PROBLEM REQUIREMENTS: Pick out each line below containing "Capacity".

'''

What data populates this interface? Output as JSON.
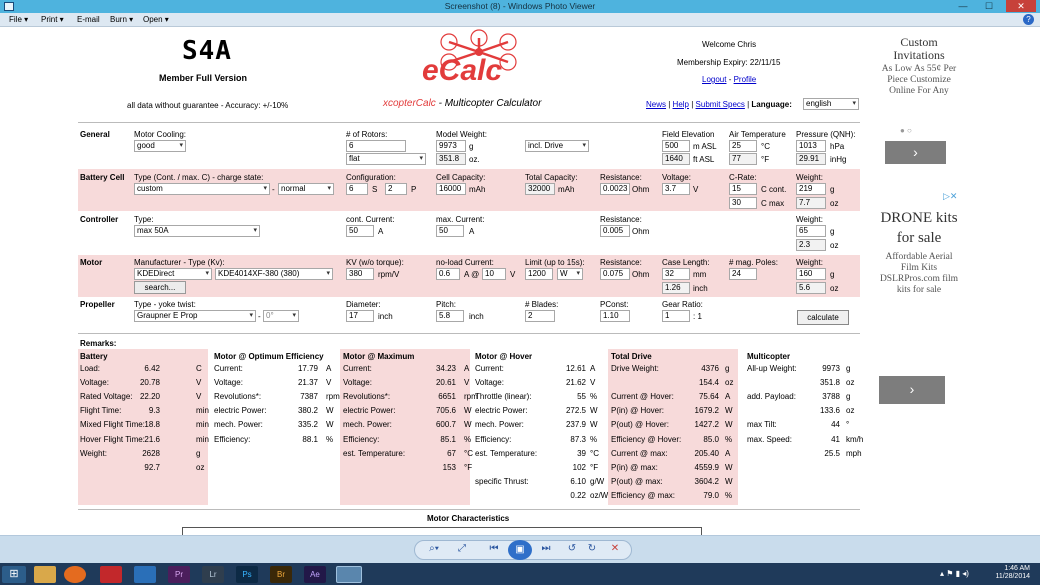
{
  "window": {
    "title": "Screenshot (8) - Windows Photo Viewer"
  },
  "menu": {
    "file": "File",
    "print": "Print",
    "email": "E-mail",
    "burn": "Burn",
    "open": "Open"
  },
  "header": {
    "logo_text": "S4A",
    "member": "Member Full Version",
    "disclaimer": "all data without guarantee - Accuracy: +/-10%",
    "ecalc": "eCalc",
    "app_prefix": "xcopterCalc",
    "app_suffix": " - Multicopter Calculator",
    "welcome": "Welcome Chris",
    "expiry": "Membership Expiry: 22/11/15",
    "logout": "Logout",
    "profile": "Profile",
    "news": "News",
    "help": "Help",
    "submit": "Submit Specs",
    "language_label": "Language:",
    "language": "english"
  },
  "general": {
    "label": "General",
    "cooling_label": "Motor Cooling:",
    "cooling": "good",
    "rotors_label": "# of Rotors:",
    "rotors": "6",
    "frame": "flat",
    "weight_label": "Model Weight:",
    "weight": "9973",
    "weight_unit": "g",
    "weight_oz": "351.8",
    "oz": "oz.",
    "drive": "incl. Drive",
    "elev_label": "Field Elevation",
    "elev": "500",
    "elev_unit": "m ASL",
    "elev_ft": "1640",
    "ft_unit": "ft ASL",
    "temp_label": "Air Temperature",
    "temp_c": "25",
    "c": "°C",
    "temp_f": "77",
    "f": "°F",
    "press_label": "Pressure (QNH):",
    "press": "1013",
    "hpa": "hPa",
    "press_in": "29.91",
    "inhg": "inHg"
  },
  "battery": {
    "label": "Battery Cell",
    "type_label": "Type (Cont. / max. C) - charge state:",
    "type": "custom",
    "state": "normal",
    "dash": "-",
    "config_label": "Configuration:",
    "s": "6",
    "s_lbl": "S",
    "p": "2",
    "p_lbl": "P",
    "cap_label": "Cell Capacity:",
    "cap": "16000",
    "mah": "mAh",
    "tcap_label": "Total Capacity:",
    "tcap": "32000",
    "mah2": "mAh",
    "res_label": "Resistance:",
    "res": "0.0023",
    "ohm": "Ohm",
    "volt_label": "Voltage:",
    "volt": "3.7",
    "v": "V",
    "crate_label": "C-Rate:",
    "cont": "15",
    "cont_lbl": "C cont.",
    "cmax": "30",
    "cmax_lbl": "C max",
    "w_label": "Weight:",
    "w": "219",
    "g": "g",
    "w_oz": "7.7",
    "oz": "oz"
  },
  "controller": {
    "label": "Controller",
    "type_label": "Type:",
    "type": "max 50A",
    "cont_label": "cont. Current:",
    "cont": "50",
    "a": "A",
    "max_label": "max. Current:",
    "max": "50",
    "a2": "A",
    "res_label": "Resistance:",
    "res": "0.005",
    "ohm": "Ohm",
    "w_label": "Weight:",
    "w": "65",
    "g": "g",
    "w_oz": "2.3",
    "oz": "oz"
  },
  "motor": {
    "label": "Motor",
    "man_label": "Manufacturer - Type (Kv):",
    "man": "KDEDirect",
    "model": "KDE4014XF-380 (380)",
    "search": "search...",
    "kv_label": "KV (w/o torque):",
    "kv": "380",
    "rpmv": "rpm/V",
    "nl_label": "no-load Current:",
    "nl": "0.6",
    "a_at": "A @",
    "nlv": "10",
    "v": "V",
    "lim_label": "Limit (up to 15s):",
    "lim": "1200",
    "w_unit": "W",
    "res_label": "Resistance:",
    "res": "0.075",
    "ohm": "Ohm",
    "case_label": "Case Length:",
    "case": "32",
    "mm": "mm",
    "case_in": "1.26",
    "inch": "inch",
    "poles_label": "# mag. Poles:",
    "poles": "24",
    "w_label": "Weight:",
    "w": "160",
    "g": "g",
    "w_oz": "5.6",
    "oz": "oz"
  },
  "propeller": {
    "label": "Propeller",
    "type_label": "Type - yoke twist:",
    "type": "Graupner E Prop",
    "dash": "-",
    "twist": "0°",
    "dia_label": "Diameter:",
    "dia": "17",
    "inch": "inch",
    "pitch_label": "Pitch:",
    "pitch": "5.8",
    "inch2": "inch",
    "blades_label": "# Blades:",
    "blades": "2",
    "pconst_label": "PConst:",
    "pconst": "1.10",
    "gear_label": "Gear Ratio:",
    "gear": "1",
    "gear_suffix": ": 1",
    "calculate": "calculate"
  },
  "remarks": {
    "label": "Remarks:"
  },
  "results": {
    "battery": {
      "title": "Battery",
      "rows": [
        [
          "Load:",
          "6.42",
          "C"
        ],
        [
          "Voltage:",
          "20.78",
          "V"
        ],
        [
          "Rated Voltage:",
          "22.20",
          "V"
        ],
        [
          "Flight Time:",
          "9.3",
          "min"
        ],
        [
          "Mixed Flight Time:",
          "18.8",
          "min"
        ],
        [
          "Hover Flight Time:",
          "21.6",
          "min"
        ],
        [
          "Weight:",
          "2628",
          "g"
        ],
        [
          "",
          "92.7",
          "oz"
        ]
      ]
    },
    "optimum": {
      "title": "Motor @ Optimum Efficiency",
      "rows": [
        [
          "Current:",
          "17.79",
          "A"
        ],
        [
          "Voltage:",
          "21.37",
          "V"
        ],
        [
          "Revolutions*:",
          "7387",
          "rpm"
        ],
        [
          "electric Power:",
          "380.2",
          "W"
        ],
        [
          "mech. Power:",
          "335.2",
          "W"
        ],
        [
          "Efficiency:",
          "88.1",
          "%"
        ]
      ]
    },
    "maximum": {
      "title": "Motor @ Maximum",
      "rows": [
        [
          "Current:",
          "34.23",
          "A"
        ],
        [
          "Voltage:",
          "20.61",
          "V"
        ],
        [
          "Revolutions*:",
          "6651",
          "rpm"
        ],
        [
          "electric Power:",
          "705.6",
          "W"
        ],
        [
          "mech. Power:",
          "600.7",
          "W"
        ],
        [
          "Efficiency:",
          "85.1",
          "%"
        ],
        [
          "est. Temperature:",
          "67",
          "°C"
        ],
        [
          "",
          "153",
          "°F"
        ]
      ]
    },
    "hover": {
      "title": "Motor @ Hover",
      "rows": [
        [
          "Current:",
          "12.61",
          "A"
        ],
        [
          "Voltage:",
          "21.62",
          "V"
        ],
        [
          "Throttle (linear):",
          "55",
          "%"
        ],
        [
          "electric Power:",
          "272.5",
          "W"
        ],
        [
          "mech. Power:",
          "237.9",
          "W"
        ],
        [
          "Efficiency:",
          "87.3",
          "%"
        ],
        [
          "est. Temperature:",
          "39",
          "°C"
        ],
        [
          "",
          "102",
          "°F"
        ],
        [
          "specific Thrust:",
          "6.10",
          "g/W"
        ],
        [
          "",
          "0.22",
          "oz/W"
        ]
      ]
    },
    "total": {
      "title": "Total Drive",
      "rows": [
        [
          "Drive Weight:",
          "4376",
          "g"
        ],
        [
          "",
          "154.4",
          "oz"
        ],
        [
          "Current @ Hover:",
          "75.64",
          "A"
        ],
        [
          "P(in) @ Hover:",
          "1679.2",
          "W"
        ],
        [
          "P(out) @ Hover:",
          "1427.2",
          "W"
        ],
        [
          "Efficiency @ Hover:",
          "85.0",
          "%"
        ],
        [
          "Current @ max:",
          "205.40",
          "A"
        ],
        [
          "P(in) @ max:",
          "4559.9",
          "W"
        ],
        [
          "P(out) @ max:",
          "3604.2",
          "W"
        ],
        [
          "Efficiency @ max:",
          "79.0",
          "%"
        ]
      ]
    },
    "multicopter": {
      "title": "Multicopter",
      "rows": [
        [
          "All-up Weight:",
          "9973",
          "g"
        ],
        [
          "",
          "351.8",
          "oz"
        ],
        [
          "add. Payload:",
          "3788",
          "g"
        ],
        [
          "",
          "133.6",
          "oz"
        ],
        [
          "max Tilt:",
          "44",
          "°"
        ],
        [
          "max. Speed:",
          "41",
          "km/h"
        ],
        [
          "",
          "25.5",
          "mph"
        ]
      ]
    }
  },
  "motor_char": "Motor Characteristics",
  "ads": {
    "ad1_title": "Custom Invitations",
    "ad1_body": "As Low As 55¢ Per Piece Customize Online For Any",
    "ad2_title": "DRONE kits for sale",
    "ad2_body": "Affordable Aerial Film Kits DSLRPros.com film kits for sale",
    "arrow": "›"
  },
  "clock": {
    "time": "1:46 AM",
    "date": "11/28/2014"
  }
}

'''

OUTPUT FOR THIS TASK:
    "cap_label": "Cell Capacity:",
    "tcap_label": "Total Capacity:",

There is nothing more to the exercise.